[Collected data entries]
"""

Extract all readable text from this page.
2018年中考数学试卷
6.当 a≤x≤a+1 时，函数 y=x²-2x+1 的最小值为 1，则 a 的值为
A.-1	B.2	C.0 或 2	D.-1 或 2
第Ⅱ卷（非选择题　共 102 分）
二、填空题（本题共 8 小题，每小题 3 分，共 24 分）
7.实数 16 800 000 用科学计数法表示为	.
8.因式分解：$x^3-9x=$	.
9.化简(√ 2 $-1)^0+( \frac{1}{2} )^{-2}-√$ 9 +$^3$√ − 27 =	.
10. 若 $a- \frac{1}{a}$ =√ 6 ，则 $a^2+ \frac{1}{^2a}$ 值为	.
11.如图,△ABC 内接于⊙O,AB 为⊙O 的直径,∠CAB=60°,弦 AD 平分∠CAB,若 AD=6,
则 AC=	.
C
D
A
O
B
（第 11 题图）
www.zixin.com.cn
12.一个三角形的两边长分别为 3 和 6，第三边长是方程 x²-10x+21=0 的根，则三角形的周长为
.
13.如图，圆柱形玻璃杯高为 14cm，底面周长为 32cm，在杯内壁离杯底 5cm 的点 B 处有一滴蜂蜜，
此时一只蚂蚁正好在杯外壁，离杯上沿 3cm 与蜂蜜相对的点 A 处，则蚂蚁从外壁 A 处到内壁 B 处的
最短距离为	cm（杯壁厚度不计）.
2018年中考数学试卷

"""

All of the lines above must be returned exactly.

# PROBLEM SOLUTION:
Extract all readable text from this page.
2018年中考数学试卷
6.当 a≤x≤a+1 时，函数 y=x²-2x+1 的最小值为 1，则 a 的值为
A.-1	B.2	C.0 或 2	D.-1 或 2
第Ⅱ卷（非选择题　共 102 分）
二、填空题（本题共 8 小题，每小题 3 分，共 24 分）
7.实数 16 800 000 用科学计数法表示为	.
8.因式分解：$x^3-9x=$	.
9.化简(√ 2 $-1)^0+( \frac{1}{2} )^{-2}-√$ 9 +$^3$√ − 27 =	.
10. 若 $a- \frac{1}{a}$ =√ 6 ，则 $a^2+ \frac{1}{^2a}$ 值为	.
11.如图,△ABC 内接于⊙O,AB 为⊙O 的直径,∠CAB=60°,弦 AD 平分∠CAB,若 AD=6,
则 AC=	.
C
D
A
O
B
（第 11 题图）
www.zixin.com.cn
12.一个三角形的两边长分别为 3 和 6，第三边长是方程 x²-10x+21=0 的根，则三角形的周长为
.
13.如图，圆柱形玻璃杯高为 14cm，底面周长为 32cm，在杯内壁离杯底 5cm 的点 B 处有一滴蜂蜜，
此时一只蚂蚁正好在杯外壁，离杯上沿 3cm 与蜂蜜相对的点 A 处，则蚂蚁从外壁 A 处到内壁 B 处的
最短距离为	cm（杯壁厚度不计）.
2018年中考数学试卷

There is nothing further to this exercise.